• _Exercise goal_:
Every entry that follows needs to be repeated exactly.
------ Provided records
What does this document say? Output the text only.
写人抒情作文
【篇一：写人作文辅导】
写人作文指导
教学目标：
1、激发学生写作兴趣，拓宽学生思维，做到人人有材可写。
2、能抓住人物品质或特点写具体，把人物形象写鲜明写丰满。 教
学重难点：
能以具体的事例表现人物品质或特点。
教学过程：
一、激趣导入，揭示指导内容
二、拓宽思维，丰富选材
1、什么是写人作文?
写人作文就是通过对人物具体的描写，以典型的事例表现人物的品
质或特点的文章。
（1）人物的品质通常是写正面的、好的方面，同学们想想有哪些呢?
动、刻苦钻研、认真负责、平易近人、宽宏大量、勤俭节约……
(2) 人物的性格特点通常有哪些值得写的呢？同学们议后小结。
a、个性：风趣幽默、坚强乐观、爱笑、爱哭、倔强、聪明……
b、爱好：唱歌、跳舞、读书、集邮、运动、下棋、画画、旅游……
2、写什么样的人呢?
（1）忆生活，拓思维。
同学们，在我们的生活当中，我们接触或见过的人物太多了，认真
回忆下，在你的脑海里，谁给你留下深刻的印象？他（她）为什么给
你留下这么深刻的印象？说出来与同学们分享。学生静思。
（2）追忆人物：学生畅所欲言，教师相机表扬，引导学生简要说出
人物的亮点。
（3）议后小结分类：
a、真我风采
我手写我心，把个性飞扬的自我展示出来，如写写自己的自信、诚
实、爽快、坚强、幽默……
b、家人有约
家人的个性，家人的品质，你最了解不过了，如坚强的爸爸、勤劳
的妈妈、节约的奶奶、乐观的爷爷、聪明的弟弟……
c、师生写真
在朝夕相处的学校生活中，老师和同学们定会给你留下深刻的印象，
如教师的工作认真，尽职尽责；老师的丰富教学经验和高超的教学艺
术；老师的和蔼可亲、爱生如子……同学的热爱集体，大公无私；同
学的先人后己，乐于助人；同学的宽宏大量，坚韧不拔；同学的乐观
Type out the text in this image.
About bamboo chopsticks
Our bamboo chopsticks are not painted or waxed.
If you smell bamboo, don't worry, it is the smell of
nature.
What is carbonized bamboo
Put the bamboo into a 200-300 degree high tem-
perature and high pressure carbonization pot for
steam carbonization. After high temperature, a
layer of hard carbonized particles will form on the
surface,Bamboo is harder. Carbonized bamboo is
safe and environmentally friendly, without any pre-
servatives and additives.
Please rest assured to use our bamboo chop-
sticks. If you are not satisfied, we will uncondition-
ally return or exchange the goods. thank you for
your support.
------------
• _Correct response_:
What does this document say? Output the text only.
写人抒情作文
【篇一：写人作文辅导】
写人作文指导
教学目标：
1、激发学生写作兴趣，拓宽学生思维，做到人人有材可写。
2、能抓住人物品质或特点写具体，把人物形象写鲜明写丰满。 教
学重难点：
能以具体的事例表现人物品质或特点。
教学过程：
一、激趣导入，揭示指导内容
二、拓宽思维，丰富选材
1、什么是写人作文?
写人作文就是通过对人物具体的描写，以典型的事例表现人物的品
质或特点的文章。
（1）人物的品质通常是写正面的、好的方面，同学们想想有哪些呢?
动、刻苦钻研、认真负责、平易近人、宽宏大量、勤俭节约……
(2) 人物的性格特点通常有哪些值得写的呢？同学们议后小结。
a、个性：风趣幽默、坚强乐观、爱笑、爱哭、倔强、聪明……
b、爱好：唱歌、跳舞、读书、集邮、运动、下棋、画画、旅游……
2、写什么样的人呢?
（1）忆生活，拓思维。
同学们，在我们的生活当中，我们接触或见过的人物太多了，认真
回忆下，在你的脑海里，谁给你留下深刻的印象？他（她）为什么给
你留下这么深刻的印象？说出来与同学们分享。学生静思。
（2）追忆人物：学生畅所欲言，教师相机表扬，引导学生简要说出
人物的亮点。
（3）议后小结分类：
a、真我风采
我手写我心，把个性飞扬的自我展示出来，如写写自己的自信、诚
实、爽快、坚强、幽默……
b、家人有约
家人的个性，家人的品质，你最了解不过了，如坚强的爸爸、勤劳
的妈妈、节约的奶奶、乐观的爷爷、聪明的弟弟……
c、师生写真
在朝夕相处的学校生活中，老师和同学们定会给你留下深刻的印象，
如教师的工作认真，尽职尽责；老师的丰富教学经验和高超的教学艺
术；老师的和蔼可亲、爱生如子……同学的热爱集体，大公无私；同
学的先人后己，乐于助人；同学的宽宏大量，坚韧不拔；同学的乐观
Type out the text in this image.
About bamboo chopsticks
Our bamboo chopsticks are not painted or waxed.
If you smell bamboo, don't worry, it is the smell of
nature.
What is carbonized bamboo
Put the bamboo into a 200-300 degree high tem-
perature and high pressure carbonization pot for
steam carbonization. After high temperature, a
layer of hard carbonized particles will form on the
surface,Bamboo is harder. Carbonized bamboo is
safe and environmentally friendly, without any pre-
servatives and additives.
Please rest assured to use our bamboo chop-
sticks. If you are not satisfied, we will uncondition-
ally return or exchange the goods. thank you for
your support.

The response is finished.